>> BEGIN EXTRACTED INFORMATION
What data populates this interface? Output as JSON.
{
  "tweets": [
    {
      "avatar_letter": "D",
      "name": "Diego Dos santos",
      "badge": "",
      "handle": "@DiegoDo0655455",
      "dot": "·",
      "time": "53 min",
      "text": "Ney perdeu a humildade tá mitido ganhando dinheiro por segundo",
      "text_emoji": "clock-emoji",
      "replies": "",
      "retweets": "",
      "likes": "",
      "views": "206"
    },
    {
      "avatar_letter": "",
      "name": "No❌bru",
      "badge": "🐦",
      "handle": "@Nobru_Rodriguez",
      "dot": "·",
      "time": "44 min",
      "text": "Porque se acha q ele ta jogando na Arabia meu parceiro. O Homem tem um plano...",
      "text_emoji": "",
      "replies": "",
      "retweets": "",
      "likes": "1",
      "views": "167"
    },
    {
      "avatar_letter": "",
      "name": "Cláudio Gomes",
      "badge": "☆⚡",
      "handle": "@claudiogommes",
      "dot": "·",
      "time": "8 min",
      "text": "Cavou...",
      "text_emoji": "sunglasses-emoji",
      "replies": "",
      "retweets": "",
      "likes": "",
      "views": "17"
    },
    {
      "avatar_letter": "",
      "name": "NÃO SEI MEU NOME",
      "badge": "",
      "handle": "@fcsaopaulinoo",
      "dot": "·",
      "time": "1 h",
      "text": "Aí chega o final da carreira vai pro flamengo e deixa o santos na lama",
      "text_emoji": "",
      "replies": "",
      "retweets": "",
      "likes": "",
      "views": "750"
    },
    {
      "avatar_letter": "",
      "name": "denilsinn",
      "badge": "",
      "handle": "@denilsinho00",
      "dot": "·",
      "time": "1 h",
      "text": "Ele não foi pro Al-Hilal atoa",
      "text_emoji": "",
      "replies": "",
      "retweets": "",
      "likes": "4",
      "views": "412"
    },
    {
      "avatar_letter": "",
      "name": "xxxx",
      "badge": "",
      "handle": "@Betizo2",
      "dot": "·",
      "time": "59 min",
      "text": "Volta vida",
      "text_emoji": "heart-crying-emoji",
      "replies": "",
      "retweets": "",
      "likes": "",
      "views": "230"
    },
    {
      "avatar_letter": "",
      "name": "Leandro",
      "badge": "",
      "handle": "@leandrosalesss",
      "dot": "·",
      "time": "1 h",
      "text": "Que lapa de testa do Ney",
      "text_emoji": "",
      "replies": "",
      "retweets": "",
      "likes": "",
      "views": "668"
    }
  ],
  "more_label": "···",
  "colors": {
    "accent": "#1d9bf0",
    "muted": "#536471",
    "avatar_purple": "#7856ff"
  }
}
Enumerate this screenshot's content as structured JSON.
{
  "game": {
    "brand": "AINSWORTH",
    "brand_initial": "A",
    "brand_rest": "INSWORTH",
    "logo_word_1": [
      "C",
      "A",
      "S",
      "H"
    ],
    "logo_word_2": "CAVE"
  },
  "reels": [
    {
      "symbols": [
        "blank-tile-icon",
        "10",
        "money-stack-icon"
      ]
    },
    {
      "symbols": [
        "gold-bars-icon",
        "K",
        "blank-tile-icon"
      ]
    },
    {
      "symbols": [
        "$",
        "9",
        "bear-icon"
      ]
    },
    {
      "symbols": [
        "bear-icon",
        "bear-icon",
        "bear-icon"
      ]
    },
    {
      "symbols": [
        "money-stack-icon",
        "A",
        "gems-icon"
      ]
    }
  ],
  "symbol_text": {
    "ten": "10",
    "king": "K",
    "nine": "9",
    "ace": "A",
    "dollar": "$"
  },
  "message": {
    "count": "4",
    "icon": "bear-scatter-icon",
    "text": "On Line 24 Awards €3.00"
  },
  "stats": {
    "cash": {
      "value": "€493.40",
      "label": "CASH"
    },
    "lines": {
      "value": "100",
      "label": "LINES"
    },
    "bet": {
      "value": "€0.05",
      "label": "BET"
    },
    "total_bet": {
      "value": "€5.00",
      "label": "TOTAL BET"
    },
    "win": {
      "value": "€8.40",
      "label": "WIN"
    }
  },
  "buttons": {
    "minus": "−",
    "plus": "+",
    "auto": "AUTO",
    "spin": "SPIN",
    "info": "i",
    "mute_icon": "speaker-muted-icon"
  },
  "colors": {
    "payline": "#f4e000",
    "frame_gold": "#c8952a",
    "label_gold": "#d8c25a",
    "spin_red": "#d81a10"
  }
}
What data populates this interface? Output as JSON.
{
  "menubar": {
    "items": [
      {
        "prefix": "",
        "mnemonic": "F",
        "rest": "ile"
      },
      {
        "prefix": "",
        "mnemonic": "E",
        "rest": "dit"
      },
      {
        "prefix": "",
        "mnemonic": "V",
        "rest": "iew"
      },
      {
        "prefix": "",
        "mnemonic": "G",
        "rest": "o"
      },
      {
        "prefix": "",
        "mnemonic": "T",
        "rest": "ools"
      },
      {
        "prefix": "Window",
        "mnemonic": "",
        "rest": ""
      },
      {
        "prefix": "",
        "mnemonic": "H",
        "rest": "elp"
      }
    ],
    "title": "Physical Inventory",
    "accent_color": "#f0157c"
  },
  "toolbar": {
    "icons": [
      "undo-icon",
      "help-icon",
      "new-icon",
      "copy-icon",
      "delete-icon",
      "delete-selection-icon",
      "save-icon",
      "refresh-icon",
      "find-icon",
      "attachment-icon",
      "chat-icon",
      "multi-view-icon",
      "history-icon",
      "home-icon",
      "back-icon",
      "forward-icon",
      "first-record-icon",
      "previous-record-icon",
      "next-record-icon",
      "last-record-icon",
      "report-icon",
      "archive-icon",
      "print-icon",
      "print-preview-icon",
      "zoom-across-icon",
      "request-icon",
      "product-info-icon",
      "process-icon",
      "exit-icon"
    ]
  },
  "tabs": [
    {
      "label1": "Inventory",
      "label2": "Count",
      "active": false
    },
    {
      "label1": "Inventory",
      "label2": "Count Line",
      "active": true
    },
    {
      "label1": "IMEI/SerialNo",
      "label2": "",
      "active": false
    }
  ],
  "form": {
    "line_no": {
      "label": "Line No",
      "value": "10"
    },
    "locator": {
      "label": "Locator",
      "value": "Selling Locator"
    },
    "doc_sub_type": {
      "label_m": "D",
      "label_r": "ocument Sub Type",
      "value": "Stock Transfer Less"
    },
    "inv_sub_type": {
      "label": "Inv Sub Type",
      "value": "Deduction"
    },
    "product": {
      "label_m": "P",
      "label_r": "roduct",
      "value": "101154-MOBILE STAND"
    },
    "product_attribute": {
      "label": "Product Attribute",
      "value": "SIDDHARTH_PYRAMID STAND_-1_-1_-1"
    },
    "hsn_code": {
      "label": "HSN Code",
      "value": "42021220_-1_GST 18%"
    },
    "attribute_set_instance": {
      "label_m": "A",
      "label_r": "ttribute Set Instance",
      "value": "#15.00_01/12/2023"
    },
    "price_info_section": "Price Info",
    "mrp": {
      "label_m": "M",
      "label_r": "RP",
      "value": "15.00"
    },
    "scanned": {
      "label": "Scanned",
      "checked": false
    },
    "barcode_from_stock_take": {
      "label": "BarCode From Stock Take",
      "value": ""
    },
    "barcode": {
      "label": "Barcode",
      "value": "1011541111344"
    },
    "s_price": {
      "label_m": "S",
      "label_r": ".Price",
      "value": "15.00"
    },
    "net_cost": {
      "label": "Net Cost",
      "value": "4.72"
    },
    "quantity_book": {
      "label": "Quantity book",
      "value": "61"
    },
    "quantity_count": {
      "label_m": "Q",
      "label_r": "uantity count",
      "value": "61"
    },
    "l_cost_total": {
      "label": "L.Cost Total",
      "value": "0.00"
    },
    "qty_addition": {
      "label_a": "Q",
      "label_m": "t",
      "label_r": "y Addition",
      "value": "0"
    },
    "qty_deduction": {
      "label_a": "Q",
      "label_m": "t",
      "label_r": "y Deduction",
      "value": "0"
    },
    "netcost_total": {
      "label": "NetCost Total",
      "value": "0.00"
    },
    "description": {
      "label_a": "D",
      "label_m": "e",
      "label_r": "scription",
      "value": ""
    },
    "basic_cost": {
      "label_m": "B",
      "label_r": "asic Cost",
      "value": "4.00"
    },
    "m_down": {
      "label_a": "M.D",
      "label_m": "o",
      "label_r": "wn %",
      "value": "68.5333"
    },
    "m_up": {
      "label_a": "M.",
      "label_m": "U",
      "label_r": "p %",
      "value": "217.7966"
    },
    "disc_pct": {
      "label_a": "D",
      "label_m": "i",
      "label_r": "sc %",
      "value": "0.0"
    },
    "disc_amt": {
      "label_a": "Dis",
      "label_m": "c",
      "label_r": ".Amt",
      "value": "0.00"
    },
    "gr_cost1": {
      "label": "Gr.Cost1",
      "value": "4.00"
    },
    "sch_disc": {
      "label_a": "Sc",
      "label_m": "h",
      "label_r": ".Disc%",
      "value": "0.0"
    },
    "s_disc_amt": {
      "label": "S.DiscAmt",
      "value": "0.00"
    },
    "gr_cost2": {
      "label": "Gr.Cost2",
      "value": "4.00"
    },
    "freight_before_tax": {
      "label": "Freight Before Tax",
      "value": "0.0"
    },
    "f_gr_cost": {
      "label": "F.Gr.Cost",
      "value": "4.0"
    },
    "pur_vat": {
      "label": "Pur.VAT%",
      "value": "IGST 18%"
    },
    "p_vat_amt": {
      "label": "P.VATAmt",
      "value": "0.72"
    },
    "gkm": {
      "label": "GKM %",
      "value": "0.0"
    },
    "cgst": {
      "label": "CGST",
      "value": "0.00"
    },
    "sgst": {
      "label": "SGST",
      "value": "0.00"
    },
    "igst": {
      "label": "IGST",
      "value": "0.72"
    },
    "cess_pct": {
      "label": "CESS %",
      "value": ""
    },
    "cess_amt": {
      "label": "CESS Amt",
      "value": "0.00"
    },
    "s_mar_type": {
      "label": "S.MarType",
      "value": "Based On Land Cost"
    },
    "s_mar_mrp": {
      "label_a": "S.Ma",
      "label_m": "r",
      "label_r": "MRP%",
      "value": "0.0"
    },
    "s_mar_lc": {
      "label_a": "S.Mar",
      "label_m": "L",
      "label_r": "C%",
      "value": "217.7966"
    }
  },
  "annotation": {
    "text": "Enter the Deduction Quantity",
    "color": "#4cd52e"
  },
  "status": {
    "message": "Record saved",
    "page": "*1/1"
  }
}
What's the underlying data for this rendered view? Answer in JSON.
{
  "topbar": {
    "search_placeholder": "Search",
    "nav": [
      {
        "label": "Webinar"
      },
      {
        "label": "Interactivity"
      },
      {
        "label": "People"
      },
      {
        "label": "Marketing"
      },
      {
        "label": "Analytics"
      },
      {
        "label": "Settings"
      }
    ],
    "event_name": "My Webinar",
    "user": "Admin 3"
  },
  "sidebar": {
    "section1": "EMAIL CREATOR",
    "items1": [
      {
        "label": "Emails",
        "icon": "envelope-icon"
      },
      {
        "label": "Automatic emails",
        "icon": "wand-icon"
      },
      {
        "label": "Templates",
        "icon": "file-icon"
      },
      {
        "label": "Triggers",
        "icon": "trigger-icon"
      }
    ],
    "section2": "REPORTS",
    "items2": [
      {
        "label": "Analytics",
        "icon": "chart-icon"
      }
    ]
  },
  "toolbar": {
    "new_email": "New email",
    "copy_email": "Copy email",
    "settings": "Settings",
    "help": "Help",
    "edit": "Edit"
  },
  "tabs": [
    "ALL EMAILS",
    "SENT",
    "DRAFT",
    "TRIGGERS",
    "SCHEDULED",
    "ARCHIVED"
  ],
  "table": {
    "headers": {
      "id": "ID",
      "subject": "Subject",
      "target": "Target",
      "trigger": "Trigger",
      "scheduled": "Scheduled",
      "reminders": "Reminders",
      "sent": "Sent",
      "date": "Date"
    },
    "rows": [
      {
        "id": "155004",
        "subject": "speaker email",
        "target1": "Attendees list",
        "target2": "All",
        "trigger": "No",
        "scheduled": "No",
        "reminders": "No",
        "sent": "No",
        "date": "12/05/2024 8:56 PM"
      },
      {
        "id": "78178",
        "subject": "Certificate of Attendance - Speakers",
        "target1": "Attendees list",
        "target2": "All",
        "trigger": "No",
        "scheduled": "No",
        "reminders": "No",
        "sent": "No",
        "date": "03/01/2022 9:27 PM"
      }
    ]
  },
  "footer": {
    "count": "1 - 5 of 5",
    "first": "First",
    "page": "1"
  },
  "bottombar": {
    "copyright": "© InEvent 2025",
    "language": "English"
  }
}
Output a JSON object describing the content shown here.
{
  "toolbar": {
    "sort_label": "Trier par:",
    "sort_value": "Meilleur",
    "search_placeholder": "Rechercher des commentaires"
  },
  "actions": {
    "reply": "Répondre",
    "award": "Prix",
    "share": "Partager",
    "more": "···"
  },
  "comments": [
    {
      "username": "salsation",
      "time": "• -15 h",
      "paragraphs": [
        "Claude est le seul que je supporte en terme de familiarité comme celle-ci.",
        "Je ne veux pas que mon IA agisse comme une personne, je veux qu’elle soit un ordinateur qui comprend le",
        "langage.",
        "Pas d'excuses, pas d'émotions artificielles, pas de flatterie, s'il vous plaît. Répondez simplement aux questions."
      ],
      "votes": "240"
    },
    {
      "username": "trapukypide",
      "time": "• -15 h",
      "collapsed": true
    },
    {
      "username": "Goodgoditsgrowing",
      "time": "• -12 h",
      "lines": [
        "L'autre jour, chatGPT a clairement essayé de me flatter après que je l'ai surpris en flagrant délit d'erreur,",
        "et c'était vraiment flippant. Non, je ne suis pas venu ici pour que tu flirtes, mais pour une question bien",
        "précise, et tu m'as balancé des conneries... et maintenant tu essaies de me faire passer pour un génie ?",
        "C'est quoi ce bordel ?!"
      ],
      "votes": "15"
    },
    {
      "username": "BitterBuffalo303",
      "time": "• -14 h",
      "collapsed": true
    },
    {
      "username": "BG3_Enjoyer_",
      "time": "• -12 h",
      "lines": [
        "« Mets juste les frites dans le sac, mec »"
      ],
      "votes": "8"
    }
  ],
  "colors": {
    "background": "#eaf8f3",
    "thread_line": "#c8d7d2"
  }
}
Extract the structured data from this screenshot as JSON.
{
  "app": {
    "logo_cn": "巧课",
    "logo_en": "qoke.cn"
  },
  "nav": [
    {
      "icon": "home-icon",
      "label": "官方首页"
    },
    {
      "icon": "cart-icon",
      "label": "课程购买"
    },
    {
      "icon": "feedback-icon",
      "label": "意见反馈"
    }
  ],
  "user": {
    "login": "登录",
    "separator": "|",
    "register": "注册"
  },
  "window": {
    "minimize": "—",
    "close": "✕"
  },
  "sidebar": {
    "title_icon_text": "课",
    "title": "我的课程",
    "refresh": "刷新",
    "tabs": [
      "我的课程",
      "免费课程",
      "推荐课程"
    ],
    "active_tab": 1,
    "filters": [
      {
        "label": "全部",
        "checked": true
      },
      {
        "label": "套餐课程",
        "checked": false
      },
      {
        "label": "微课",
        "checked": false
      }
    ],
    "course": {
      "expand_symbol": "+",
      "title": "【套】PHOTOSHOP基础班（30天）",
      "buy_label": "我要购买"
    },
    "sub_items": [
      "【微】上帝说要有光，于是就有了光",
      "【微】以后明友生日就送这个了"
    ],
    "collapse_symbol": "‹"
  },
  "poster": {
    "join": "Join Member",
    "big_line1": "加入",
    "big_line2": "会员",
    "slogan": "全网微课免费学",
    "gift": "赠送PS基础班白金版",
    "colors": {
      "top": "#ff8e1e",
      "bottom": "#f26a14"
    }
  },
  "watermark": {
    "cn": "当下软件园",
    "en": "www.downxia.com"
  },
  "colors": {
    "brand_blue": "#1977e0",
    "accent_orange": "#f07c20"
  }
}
>> END EXTRACTED INFORMATION
▶ YOUR OBJECTIVE
Go through the data and gather every line that holds "handle".

▶ OUTPUT FOR THIS EXERCISE
      "handle": "@DiegoDo0655455",
      "handle": "@Nobru_Rodriguez",
      "handle": "@claudiogommes",
      "handle": "@fcsaopaulinoo",
      "handle": "@denilsinho00",
      "handle": "@Betizo2",
      "handle": "@leandrosalesss",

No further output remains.